Read the records below. Copy each line where the string "Mackie" occurs.

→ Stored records
★ ★ ★ ★
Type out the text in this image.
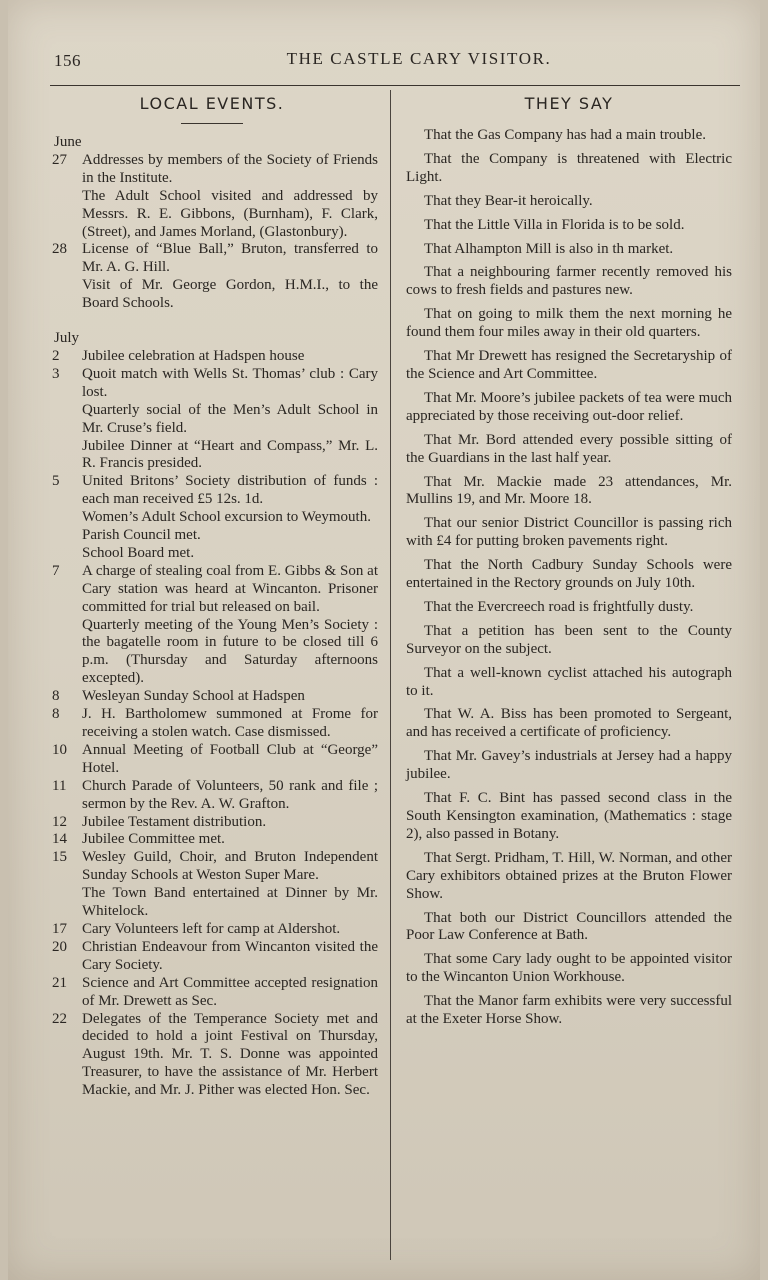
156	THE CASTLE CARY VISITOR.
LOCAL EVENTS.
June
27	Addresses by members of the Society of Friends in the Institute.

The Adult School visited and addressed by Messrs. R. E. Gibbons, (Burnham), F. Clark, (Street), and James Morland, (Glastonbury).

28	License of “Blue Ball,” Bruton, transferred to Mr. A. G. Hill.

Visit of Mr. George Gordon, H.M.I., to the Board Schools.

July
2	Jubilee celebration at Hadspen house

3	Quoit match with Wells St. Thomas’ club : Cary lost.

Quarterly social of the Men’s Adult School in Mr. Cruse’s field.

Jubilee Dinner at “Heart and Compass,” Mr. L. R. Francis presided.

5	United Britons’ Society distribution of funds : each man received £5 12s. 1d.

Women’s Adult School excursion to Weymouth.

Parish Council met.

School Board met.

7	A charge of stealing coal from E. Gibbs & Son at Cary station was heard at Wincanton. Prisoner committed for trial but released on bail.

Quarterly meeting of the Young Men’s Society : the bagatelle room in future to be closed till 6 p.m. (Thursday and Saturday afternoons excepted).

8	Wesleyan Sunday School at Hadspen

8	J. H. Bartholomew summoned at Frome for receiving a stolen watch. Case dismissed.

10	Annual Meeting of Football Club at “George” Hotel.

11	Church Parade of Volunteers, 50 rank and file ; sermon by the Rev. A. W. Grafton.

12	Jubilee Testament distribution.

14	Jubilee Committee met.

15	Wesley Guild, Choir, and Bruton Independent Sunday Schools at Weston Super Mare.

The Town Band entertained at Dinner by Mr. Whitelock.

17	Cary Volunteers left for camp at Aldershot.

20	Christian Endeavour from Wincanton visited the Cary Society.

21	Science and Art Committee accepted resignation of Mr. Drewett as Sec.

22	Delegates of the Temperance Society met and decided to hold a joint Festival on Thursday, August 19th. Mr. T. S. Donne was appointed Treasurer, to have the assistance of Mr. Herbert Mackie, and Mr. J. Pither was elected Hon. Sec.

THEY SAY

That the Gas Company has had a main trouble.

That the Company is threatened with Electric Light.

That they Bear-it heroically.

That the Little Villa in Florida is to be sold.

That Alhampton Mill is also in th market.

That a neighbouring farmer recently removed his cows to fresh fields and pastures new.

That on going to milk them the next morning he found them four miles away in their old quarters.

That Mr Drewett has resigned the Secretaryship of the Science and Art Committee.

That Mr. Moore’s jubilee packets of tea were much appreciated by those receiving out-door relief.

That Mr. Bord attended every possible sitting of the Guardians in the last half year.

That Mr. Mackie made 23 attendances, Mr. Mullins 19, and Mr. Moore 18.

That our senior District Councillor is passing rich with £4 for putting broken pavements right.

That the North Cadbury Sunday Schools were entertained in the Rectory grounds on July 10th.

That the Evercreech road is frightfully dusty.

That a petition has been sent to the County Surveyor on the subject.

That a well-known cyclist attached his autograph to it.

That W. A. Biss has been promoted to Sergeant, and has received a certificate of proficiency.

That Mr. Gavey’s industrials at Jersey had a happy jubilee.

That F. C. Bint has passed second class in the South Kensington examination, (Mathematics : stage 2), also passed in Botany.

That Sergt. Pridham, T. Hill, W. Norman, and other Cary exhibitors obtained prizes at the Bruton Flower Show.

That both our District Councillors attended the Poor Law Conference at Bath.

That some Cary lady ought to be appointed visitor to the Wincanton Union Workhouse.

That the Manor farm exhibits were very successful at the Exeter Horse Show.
★ ★ ★ ★
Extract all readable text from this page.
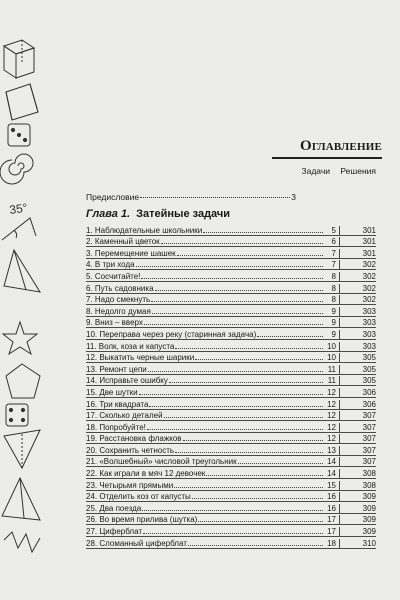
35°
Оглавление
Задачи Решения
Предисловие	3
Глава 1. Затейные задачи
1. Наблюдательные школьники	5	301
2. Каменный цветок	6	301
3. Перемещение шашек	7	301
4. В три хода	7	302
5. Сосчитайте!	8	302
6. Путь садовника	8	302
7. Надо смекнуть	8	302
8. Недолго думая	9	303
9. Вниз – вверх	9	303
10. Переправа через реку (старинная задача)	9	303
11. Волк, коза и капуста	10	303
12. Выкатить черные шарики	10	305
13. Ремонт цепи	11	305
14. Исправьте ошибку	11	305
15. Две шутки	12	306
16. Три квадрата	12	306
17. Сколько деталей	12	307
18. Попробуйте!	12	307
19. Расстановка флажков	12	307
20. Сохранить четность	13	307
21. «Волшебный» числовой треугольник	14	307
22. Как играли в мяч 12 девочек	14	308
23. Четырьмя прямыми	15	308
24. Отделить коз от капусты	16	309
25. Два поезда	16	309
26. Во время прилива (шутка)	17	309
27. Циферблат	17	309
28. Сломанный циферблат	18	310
★ ★ ★ ★
→ Solution below
22	Delegates of the Temperance Society met and decided to hold a joint Festival on Thursday, August 19th. Mr. T. S. Donne was appointed Treasurer, to have the assistance of Mr. Herbert Mackie, and Mr. J. Pither was elected Hon. Sec.
That Mr. Mackie made 23 attendances, Mr. Mullins 19, and Mr. Moore 18.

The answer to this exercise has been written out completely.